• STATED PROBLEM: Each entry below should be echoed exactly, with pictures omitted.
** Start of SUPPLIED RECORDS **
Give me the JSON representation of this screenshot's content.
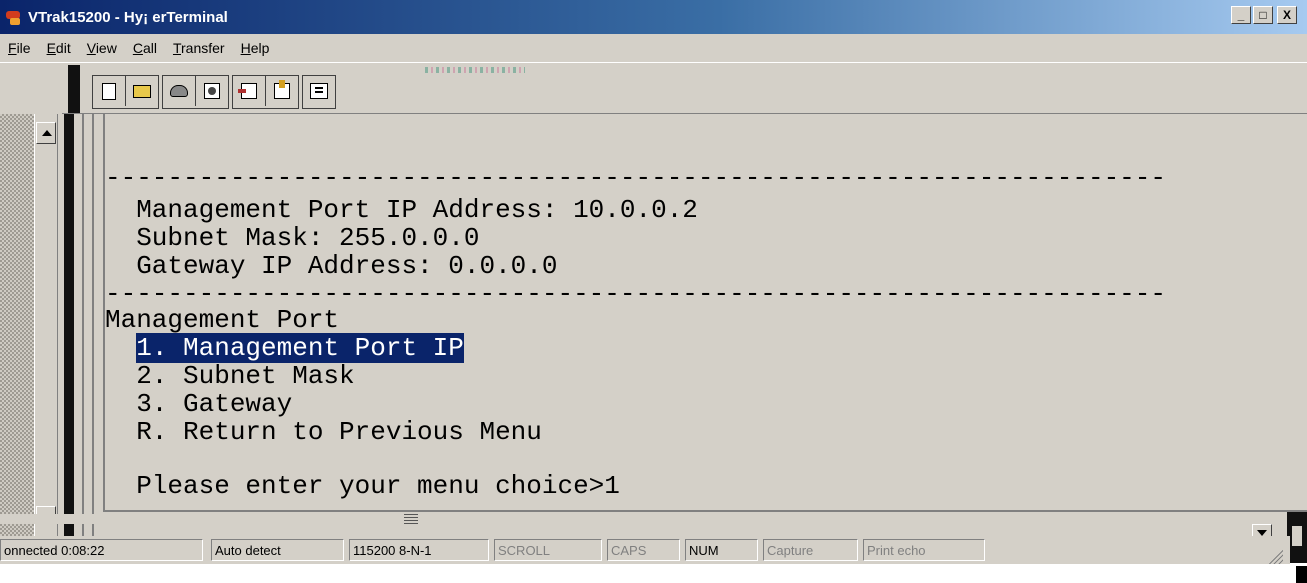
{
  "window": {
    "title": "VTrak15200 - Hу¡ erTerminal",
    "controls": {
      "minimize": "_",
      "maximize": "□",
      "close": "X"
    }
  },
  "menubar": {
    "items": [
      {
        "label_first": "F",
        "label_rest": "ile"
      },
      {
        "label_first": "E",
        "label_rest": "dit"
      },
      {
        "label_first": "V",
        "label_rest": "iew"
      },
      {
        "label_first": "C",
        "label_rest": "all"
      },
      {
        "label_first": "T",
        "label_rest": "ransfer"
      },
      {
        "label_first": "H",
        "label_rest": "elp"
      }
    ]
  },
  "toolbar": {
    "buttons": [
      "new-icon",
      "open-icon",
      "connect-icon",
      "disconnect-icon",
      "send-icon",
      "receive-icon",
      "properties-icon"
    ]
  },
  "terminal": {
    "lines": [
      "--------------------------------------------------------------------",
      "  Management Port IP Address: 10.0.0.2",
      "  Subnet Mask: 255.0.0.0",
      "  Gateway IP Address: 0.0.0.0",
      "--------------------------------------------------------------------",
      "Management Port",
      "  1. Management Port IP",
      "  2. Subnet Mask",
      "  3. Gateway",
      "  R. Return to Previous Menu",
      "",
      "  Please enter your menu choice>1"
    ],
    "selected_prefix": "  ",
    "selected_text": "1. Management Port IP"
  },
  "statusbar": {
    "connection": "onnected 0:08:22",
    "emulation": "Auto detect",
    "port_settings": "115200 8-N-1",
    "scroll": "SCROLL",
    "caps": "CAPS",
    "num": "NUM",
    "capture": "Capture",
    "print_echo": "Print echo"
  }
}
** End of SUPPLIED RECORDS **
• EXERCISE RESPONSE:
Give me the JSON representation of this screenshot's content.
{
  "window": {
    "title": "VTrak15200 - Hу¡ erTerminal",
    "controls": {
      "minimize": "_",
      "maximize": "□",
      "close": "X"
    }
  },
  "menubar": {
    "items": [
      {
        "label_first": "F",
        "label_rest": "ile"
      },
      {
        "label_first": "E",
        "label_rest": "dit"
      },
      {
        "label_first": "V",
        "label_rest": "iew"
      },
      {
        "label_first": "C",
        "label_rest": "all"
      },
      {
        "label_first": "T",
        "label_rest": "ransfer"
      },
      {
        "label_first": "H",
        "label_rest": "elp"
      }
    ]
  },
  "toolbar": {
    "buttons": [
      "new-icon",
      "open-icon",
      "connect-icon",
      "disconnect-icon",
      "send-icon",
      "receive-icon",
      "properties-icon"
    ]
  },
  "terminal": {
    "lines": [
      "--------------------------------------------------------------------",
      "  Management Port IP Address: 10.0.0.2",
      "  Subnet Mask: 255.0.0.0",
      "  Gateway IP Address: 0.0.0.0",
      "--------------------------------------------------------------------",
      "Management Port",
      "  1. Management Port IP",
      "  2. Subnet Mask",
      "  3. Gateway",
      "  R. Return to Previous Menu",
      "",
      "  Please enter your menu choice>1"
    ],
    "selected_prefix": "  ",
    "selected_text": "1. Management Port IP"
  },
  "statusbar": {
    "connection": "onnected 0:08:22",
    "emulation": "Auto detect",
    "port_settings": "115200 8-N-1",
    "scroll": "SCROLL",
    "caps": "CAPS",
    "num": "NUM",
    "capture": "Capture",
    "print_echo": "Print echo"
  }
}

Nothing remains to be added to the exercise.